What you are asked to do: In the entries below, find every line with "Validade" and copy it.

(Stored data)
>> Start

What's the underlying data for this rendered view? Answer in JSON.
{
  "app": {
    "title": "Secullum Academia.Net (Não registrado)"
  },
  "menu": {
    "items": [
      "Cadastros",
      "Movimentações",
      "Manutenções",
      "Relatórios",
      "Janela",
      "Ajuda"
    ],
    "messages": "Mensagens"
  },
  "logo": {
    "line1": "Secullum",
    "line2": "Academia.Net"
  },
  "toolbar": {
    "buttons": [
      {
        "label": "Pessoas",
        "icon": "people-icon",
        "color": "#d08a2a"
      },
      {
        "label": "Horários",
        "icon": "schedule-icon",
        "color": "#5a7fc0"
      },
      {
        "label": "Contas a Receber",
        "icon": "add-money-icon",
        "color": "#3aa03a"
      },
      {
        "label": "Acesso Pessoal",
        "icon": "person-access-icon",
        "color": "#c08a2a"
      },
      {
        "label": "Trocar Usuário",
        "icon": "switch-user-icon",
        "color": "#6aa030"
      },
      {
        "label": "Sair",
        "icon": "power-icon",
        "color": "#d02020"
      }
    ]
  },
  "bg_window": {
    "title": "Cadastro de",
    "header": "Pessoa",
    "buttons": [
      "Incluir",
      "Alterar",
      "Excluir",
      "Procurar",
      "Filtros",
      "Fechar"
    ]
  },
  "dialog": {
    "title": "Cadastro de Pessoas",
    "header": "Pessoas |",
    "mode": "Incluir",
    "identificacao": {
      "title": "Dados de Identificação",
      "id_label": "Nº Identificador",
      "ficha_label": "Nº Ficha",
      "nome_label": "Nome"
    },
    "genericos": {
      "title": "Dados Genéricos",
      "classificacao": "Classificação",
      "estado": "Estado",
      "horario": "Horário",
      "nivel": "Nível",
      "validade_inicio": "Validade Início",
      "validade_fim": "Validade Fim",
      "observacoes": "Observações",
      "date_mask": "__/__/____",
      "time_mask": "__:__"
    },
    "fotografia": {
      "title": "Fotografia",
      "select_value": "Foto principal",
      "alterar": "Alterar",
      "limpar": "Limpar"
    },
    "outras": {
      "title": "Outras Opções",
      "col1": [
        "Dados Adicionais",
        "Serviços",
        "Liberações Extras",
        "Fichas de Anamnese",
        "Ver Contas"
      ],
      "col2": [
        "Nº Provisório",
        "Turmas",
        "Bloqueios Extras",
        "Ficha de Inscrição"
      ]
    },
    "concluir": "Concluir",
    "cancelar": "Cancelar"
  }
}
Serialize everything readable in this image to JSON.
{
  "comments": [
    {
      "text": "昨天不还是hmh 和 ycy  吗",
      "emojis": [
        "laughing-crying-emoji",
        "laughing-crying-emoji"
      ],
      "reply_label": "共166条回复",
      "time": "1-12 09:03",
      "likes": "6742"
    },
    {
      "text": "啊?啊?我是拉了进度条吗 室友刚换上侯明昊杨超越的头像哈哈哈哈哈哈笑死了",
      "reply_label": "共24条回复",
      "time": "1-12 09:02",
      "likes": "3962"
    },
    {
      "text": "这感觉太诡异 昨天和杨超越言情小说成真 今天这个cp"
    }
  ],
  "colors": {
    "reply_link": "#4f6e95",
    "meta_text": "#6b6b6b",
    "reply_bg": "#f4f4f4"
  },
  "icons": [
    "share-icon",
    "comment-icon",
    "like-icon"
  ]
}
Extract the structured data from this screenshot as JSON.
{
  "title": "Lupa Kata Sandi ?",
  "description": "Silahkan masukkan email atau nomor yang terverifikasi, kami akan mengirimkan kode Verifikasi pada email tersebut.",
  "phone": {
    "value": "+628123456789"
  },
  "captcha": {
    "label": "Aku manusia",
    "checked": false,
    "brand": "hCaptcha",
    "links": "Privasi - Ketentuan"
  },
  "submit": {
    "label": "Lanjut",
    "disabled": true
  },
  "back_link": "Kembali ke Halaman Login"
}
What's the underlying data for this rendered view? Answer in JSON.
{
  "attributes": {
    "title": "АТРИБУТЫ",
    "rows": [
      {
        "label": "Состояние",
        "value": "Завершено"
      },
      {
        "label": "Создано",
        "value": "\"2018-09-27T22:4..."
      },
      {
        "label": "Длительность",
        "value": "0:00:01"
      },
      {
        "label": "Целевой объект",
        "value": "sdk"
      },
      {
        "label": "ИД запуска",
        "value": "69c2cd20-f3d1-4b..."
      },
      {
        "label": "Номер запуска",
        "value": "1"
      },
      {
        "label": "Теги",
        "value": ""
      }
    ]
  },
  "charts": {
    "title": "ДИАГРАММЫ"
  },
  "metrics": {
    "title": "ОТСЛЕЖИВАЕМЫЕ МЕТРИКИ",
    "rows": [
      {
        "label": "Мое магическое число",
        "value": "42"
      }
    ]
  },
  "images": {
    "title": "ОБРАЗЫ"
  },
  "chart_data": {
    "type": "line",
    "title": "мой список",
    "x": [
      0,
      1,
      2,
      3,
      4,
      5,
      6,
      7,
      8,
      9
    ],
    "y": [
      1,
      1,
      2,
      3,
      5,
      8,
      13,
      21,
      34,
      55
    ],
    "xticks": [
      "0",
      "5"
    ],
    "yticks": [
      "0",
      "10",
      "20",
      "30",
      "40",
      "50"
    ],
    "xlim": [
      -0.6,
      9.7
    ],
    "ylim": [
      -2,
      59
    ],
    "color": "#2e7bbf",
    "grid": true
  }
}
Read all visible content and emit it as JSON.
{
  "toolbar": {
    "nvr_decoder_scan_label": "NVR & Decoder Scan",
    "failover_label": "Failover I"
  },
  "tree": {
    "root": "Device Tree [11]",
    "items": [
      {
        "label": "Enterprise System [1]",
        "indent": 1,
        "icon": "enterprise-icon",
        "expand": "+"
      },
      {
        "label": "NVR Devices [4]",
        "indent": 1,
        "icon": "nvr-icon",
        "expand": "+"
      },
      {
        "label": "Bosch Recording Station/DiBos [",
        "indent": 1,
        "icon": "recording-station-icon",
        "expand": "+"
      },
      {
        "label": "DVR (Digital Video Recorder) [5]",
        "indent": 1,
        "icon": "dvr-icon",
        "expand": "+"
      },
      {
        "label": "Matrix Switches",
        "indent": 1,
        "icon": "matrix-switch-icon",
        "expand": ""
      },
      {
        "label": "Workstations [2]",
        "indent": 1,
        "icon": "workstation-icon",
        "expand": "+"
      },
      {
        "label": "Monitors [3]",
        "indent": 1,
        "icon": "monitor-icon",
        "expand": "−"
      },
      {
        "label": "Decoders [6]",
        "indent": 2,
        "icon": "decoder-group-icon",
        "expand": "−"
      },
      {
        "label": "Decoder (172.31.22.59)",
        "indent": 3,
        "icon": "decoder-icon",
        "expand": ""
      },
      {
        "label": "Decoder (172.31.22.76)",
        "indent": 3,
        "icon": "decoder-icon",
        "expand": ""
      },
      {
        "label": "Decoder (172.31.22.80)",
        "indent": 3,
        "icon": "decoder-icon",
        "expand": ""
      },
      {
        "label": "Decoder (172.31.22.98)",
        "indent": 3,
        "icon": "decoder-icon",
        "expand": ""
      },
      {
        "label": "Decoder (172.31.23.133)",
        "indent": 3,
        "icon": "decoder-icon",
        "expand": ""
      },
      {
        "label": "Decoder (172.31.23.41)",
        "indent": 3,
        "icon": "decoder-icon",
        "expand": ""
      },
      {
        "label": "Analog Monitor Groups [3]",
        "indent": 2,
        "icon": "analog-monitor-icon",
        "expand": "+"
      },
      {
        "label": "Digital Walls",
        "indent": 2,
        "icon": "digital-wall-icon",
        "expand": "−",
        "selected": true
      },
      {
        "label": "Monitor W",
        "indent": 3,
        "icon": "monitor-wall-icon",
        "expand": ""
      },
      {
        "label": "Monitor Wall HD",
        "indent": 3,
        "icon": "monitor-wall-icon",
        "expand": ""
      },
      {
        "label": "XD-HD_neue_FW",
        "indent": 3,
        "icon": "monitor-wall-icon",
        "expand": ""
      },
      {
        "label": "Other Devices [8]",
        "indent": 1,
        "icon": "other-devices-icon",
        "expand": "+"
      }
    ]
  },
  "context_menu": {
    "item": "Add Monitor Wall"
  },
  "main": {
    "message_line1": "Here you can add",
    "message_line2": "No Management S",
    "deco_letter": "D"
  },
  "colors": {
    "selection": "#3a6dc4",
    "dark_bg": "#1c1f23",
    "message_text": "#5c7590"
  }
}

>> End

Solution to this task:
      "validade_inicio": "Validade Início",
      "validade_fim": "Validade Fim",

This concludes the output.